Dataset:
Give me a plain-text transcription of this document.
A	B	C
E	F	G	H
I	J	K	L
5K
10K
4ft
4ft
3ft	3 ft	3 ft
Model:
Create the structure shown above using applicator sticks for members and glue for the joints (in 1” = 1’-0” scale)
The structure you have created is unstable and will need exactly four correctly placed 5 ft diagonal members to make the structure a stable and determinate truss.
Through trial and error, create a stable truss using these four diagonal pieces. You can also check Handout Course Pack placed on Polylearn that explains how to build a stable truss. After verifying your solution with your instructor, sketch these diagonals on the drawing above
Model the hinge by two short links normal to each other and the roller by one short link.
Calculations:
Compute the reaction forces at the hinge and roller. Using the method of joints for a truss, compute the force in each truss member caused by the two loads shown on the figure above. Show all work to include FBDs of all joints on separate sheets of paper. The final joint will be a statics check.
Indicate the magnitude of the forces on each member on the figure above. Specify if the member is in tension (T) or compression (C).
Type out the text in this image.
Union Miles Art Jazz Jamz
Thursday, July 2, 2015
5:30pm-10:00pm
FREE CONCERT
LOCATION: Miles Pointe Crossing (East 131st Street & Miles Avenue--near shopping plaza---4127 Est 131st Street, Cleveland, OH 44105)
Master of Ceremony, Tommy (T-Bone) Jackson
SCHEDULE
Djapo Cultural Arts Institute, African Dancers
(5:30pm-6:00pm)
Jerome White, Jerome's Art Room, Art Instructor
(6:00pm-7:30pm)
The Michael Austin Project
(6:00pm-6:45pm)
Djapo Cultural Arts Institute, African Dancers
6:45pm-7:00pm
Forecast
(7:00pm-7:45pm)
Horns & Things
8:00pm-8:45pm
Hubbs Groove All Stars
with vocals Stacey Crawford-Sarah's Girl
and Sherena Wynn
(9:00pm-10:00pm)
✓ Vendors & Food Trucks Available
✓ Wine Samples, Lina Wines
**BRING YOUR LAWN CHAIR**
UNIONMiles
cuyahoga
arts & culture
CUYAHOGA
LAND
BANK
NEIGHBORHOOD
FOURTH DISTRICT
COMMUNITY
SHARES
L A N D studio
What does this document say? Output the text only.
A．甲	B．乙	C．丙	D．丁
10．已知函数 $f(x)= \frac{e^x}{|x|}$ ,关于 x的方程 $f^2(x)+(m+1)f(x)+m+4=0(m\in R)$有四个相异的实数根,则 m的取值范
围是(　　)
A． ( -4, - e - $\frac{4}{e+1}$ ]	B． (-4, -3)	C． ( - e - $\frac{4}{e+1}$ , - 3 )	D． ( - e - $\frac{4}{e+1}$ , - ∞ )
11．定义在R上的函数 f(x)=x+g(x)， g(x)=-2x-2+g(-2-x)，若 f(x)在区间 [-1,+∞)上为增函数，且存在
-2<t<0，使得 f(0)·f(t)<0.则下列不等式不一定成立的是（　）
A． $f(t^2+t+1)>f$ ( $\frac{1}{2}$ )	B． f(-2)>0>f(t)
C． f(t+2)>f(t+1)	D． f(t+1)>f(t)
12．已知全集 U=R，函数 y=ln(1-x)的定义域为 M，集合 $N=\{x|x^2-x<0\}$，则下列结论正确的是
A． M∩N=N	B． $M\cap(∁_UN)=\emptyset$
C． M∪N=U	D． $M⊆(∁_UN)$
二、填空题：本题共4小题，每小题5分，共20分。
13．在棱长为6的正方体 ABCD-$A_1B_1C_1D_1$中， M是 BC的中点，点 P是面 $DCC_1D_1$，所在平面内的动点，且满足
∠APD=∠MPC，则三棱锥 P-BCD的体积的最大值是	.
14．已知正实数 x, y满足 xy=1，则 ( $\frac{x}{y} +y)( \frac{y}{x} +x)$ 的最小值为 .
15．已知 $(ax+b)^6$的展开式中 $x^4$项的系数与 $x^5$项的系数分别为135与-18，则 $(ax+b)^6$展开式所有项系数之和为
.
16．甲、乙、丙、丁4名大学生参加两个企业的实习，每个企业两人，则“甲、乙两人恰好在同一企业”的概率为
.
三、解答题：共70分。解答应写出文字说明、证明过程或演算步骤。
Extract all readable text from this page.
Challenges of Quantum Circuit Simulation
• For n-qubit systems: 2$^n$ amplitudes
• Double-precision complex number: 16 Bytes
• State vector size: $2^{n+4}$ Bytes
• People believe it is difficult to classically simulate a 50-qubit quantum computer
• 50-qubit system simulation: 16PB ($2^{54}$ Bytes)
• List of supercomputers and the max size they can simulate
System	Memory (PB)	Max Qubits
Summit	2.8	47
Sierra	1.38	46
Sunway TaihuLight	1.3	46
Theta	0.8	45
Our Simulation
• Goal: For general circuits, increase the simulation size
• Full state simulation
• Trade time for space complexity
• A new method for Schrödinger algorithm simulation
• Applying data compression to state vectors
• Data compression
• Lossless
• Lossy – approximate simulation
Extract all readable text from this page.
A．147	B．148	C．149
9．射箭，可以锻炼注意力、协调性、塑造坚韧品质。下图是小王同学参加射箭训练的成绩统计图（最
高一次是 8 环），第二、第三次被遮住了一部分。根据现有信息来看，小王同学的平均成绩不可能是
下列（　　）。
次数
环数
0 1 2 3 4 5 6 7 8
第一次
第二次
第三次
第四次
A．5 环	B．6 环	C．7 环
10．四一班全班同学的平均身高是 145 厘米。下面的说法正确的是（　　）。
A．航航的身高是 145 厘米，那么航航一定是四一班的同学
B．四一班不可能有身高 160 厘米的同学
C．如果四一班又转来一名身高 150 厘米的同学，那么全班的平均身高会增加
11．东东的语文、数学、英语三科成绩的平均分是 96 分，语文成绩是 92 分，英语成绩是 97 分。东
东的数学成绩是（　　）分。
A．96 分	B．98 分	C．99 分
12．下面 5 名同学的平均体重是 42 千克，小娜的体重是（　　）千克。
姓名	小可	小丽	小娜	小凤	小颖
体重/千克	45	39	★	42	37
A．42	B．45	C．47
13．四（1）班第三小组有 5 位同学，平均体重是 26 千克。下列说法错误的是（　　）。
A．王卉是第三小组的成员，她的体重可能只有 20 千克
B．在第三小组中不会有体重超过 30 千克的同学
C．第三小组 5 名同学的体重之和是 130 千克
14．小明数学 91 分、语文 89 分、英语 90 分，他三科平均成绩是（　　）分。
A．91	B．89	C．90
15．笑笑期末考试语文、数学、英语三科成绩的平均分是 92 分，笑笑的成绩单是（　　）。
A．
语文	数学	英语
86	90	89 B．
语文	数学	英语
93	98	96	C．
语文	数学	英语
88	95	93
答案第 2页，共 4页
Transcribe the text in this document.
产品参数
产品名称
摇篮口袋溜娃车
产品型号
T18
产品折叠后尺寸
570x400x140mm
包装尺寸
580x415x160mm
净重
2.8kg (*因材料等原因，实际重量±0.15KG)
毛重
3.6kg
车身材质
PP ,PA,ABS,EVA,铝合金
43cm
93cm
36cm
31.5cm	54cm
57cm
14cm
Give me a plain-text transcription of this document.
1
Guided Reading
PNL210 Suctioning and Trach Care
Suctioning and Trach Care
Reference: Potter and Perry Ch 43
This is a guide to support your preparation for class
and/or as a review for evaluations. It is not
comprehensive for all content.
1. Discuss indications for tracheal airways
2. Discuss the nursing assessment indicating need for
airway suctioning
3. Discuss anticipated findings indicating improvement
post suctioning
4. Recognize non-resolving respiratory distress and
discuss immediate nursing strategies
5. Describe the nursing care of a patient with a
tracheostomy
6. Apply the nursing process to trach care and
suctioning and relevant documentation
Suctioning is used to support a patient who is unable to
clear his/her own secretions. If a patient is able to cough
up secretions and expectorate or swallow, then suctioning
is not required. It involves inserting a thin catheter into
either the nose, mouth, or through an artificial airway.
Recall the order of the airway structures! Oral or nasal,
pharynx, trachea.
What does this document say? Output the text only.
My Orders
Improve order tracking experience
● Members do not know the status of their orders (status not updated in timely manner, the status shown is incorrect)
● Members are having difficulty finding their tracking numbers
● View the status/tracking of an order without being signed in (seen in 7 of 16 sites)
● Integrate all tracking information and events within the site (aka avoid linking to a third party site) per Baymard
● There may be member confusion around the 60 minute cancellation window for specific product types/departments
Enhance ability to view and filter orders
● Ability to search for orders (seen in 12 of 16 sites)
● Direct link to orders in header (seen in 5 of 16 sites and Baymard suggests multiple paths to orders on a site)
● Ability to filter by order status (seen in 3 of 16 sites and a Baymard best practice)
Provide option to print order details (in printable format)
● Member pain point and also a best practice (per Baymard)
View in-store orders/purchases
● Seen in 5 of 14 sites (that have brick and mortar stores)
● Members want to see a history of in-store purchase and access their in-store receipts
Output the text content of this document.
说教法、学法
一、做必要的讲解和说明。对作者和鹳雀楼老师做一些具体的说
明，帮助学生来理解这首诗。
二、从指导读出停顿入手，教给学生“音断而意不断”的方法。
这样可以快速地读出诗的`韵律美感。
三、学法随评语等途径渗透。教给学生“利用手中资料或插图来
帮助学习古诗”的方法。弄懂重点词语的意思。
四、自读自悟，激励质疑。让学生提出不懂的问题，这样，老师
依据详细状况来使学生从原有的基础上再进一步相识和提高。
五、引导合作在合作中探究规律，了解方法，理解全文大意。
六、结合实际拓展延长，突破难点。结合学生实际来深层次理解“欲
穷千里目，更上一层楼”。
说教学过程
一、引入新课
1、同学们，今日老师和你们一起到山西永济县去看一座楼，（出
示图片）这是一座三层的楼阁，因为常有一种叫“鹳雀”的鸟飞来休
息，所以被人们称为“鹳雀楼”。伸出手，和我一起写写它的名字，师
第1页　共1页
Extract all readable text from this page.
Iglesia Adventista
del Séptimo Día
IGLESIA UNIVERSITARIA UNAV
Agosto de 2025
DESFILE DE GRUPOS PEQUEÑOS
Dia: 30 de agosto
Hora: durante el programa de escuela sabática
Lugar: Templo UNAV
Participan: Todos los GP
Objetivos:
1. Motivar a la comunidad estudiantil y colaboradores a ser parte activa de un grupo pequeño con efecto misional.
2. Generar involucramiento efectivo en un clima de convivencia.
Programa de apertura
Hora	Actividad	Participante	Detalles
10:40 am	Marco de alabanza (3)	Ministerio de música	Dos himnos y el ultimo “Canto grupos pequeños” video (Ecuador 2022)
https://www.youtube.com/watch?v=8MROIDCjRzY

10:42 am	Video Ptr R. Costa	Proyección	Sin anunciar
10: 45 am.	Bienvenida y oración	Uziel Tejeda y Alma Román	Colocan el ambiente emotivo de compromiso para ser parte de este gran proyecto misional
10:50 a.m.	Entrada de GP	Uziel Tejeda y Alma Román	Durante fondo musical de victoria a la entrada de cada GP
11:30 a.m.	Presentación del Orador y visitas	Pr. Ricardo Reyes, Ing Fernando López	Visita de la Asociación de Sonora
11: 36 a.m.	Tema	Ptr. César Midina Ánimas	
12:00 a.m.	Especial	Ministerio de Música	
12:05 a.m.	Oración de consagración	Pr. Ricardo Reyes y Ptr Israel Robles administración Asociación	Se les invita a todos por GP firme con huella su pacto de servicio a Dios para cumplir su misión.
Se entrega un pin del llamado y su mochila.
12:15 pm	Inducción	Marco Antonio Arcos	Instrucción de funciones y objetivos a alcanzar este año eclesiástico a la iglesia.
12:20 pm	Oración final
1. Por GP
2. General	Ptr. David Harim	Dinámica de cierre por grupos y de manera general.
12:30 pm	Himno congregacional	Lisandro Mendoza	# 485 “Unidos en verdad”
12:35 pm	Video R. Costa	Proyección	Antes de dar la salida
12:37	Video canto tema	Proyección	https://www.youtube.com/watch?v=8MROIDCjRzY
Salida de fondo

Problem:
Report the number of lines that contain "roller", with no other words.

Solution:
2